Direction:
Quote the full listing word for word.

--- Entries shown ---

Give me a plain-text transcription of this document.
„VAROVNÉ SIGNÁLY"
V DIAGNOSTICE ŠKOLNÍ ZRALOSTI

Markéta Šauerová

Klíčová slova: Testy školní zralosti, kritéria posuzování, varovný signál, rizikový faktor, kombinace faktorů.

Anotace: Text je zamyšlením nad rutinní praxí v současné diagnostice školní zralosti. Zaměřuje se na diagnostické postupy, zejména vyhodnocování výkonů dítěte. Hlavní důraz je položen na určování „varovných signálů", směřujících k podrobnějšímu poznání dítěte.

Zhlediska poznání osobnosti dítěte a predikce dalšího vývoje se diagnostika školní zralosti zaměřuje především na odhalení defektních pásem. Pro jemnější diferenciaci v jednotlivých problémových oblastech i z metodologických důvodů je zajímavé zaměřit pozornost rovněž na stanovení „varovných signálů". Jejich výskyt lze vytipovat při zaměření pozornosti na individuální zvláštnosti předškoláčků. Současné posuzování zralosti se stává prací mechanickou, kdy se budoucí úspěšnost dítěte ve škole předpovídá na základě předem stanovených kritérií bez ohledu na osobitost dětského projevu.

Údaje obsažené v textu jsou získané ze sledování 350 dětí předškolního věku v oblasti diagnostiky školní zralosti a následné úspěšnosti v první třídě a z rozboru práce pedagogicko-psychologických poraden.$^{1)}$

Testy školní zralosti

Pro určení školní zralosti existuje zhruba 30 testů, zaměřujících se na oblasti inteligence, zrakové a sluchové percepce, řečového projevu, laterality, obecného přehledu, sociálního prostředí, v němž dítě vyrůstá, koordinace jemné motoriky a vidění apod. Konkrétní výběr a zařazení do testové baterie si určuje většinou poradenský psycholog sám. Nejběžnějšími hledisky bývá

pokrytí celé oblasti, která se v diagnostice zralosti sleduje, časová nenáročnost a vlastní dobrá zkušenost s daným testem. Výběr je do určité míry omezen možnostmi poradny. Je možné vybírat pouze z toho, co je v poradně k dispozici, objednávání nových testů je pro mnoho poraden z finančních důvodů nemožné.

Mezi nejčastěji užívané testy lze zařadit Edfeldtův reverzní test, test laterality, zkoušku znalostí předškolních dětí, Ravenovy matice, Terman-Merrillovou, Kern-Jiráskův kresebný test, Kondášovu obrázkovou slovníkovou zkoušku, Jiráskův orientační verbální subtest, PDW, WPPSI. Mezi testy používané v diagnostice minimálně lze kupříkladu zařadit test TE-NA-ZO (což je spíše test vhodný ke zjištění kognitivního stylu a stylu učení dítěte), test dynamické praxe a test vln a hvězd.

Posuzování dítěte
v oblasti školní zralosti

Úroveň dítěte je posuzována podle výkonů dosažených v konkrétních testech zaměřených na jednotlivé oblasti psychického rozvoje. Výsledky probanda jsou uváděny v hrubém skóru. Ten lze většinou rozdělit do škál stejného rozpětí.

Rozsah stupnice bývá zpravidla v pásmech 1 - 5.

---

Reply:
Give me a plain-text transcription of this document.
„VAROVNÉ SIGNÁLY"
V DIAGNOSTICE ŠKOLNÍ ZRALOSTI

Markéta Šauerová

Klíčová slova: Testy školní zralosti, kritéria posuzování, varovný signál, rizikový faktor, kombinace faktorů.

Anotace: Text je zamyšlením nad rutinní praxí v současné diagnostice školní zralosti. Zaměřuje se na diagnostické postupy, zejména vyhodnocování výkonů dítěte. Hlavní důraz je položen na určování „varovných signálů", směřujících k podrobnějšímu poznání dítěte.

Zhlediska poznání osobnosti dítěte a predikce dalšího vývoje se diagnostika školní zralosti zaměřuje především na odhalení defektních pásem. Pro jemnější diferenciaci v jednotlivých problémových oblastech i z metodologických důvodů je zajímavé zaměřit pozornost rovněž na stanovení „varovných signálů". Jejich výskyt lze vytipovat při zaměření pozornosti na individuální zvláštnosti předškoláčků. Současné posuzování zralosti se stává prací mechanickou, kdy se budoucí úspěšnost dítěte ve škole předpovídá na základě předem stanovených kritérií bez ohledu na osobitost dětského projevu.

Údaje obsažené v textu jsou získané ze sledování 350 dětí předškolního věku v oblasti diagnostiky školní zralosti a následné úspěšnosti v první třídě a z rozboru práce pedagogicko-psychologických poraden.$^{1)}$

Testy školní zralosti

Pro určení školní zralosti existuje zhruba 30 testů, zaměřujících se na oblasti inteligence, zrakové a sluchové percepce, řečového projevu, laterality, obecného přehledu, sociálního prostředí, v němž dítě vyrůstá, koordinace jemné motoriky a vidění apod. Konkrétní výběr a zařazení do testové baterie si určuje většinou poradenský psycholog sám. Nejběžnějšími hledisky bývá

pokrytí celé oblasti, která se v diagnostice zralosti sleduje, časová nenáročnost a vlastní dobrá zkušenost s daným testem. Výběr je do určité míry omezen možnostmi poradny. Je možné vybírat pouze z toho, co je v poradně k dispozici, objednávání nových testů je pro mnoho poraden z finančních důvodů nemožné.

Mezi nejčastěji užívané testy lze zařadit Edfeldtův reverzní test, test laterality, zkoušku znalostí předškolních dětí, Ravenovy matice, Terman-Merrillovou, Kern-Jiráskův kresebný test, Kondášovu obrázkovou slovníkovou zkoušku, Jiráskův orientační verbální subtest, PDW, WPPSI. Mezi testy používané v diagnostice minimálně lze kupříkladu zařadit test TE-NA-ZO (což je spíše test vhodný ke zjištění kognitivního stylu a stylu učení dítěte), test dynamické praxe a test vln a hvězd.

Posuzování dítěte
v oblasti školní zralosti

Úroveň dítěte je posuzována podle výkonů dosažených v konkrétních testech zaměřených na jednotlivé oblasti psychického rozvoje. Výsledky probanda jsou uváděny v hrubém skóru. Ten lze většinou rozdělit do škál stejného rozpětí.

Rozsah stupnice bývá zpravidla v pásmech 1 - 5.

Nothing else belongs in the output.